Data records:
— Begin —

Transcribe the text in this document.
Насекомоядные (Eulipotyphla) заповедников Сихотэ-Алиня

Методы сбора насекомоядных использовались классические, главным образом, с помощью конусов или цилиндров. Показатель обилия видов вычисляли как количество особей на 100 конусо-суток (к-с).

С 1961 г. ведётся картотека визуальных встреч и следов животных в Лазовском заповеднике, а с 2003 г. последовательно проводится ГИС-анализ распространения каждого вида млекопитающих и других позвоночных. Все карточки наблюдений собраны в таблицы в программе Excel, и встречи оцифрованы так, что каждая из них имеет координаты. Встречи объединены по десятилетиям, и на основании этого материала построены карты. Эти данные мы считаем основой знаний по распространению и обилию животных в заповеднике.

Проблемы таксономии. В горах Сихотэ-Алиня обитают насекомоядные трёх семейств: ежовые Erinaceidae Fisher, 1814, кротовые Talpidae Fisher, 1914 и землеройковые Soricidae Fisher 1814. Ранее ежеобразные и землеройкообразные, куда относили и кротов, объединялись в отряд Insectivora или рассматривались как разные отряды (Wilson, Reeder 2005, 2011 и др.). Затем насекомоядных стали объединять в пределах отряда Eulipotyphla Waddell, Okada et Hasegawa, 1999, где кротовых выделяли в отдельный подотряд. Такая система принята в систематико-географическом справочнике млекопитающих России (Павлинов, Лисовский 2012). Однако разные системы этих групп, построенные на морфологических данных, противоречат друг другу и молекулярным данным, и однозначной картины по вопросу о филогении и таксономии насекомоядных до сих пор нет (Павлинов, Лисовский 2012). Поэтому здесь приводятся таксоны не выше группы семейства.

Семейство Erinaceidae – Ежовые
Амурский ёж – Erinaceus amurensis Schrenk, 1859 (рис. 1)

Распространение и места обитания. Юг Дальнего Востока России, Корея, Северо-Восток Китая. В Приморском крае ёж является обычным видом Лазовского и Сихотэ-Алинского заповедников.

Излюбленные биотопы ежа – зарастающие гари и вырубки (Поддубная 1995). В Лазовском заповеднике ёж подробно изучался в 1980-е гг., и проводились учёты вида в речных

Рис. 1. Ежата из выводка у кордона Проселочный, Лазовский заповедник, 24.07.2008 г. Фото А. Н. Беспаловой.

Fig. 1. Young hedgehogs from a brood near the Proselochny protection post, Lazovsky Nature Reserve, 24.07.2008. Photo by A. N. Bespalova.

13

— End —
— Begin —

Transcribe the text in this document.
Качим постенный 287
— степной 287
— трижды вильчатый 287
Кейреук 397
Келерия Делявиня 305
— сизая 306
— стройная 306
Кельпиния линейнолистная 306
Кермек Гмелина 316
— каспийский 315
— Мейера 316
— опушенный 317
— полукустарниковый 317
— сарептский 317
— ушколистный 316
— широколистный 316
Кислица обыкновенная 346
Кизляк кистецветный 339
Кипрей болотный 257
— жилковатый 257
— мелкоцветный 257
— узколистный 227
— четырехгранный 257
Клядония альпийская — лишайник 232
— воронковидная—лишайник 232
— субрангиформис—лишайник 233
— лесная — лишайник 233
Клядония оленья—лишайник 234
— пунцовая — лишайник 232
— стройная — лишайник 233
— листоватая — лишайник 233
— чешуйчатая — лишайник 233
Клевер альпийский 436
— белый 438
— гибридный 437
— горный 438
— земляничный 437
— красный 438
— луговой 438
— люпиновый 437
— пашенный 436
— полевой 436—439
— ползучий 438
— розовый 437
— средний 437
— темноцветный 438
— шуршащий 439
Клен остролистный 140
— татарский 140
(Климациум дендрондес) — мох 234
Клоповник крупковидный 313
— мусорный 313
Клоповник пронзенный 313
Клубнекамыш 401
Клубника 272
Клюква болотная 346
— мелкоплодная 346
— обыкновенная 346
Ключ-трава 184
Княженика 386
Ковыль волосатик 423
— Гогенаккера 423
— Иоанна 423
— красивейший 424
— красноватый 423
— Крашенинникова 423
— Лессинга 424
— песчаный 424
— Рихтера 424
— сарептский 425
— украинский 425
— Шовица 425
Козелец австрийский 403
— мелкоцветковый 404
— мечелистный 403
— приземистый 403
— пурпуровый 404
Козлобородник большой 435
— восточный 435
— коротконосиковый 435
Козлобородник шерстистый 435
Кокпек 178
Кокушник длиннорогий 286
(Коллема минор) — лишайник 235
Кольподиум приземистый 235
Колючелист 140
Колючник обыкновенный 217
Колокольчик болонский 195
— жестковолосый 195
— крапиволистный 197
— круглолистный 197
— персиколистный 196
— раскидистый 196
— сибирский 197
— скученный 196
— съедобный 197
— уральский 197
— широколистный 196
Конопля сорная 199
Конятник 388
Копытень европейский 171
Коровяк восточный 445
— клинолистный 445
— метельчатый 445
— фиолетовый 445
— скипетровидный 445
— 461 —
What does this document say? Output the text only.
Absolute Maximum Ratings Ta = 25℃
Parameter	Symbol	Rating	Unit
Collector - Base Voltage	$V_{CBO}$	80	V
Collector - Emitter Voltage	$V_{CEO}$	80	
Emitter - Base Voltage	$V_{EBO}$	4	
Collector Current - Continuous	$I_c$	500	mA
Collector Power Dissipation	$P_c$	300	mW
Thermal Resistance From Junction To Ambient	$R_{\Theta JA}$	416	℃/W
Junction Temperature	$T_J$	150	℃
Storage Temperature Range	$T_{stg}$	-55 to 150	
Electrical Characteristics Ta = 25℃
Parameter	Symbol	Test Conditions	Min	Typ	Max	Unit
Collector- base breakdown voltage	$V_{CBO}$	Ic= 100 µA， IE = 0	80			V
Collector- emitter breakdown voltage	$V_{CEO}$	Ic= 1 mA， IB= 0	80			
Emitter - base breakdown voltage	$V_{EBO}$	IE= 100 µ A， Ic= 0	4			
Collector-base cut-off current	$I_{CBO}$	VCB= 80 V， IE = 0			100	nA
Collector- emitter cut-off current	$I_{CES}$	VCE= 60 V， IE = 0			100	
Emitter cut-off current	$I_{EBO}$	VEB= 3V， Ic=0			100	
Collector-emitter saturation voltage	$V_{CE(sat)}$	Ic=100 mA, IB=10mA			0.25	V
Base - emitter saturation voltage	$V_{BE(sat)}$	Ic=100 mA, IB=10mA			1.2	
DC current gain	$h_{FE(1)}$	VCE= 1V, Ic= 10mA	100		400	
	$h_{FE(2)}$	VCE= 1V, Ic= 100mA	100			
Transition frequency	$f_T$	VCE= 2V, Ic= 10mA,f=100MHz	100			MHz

— End —
— Begin —

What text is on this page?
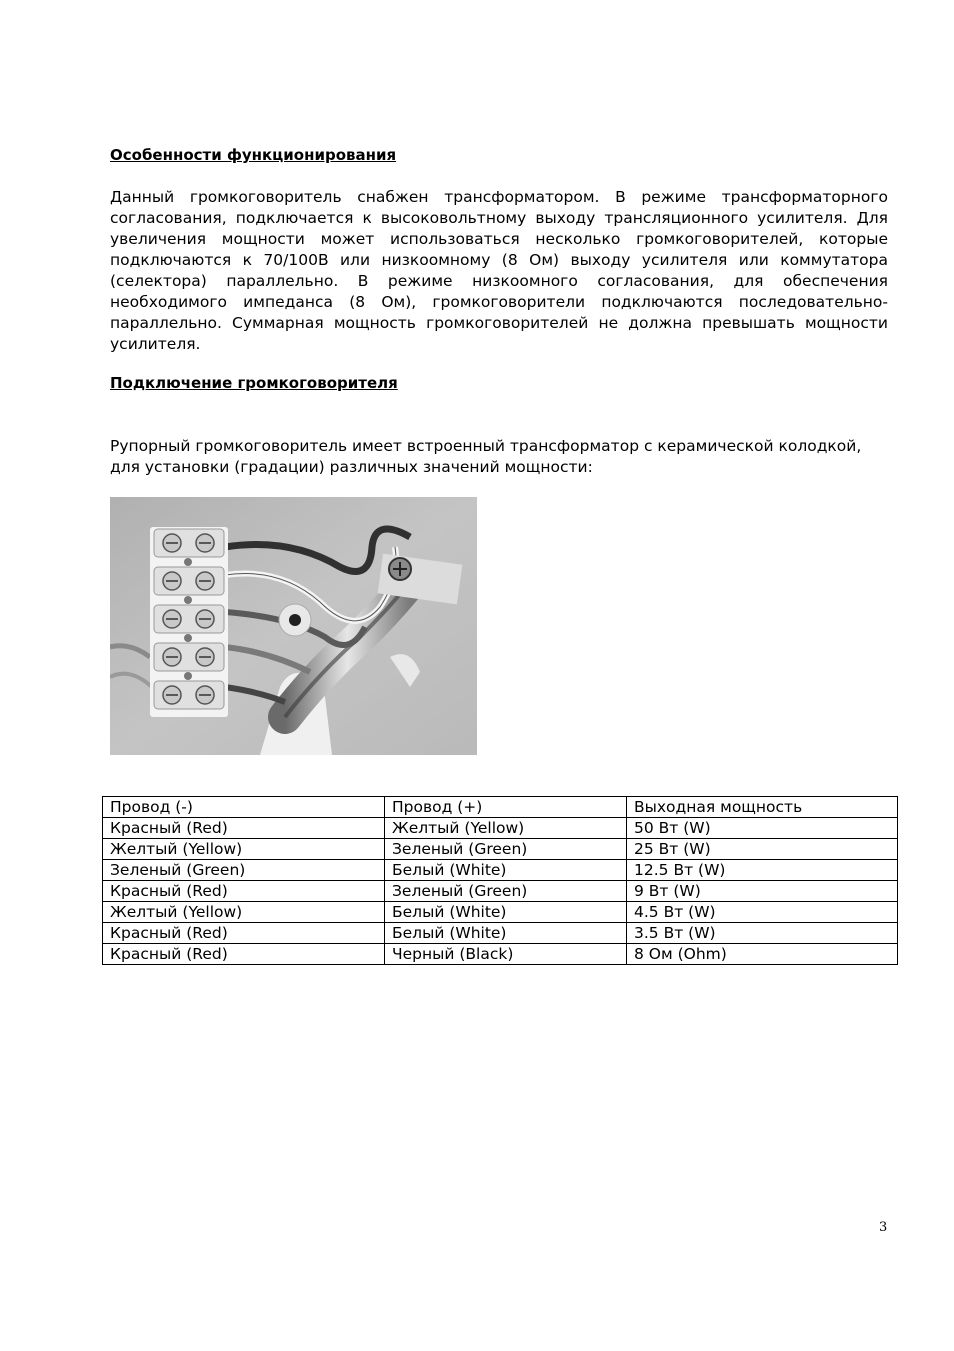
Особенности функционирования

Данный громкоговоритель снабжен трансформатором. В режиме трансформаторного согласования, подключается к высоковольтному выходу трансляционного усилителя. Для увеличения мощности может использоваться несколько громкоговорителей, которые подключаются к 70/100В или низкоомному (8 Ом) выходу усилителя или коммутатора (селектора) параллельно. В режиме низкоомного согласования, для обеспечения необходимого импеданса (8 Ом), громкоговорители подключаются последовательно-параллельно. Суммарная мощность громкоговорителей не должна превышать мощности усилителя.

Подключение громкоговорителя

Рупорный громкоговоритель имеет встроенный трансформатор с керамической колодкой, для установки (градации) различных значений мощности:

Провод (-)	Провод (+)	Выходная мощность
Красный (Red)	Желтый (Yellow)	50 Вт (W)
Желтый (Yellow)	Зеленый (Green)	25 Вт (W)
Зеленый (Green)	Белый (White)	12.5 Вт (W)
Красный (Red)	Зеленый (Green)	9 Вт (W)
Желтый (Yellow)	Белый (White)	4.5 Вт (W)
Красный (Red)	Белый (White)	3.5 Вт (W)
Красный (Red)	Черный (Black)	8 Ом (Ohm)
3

— End —

**THE REQUEST:** Check each line in the listing above for the string "Temperature", then report how many lines contain it, with no other text.

**EXPECTED OUTPUT:** 2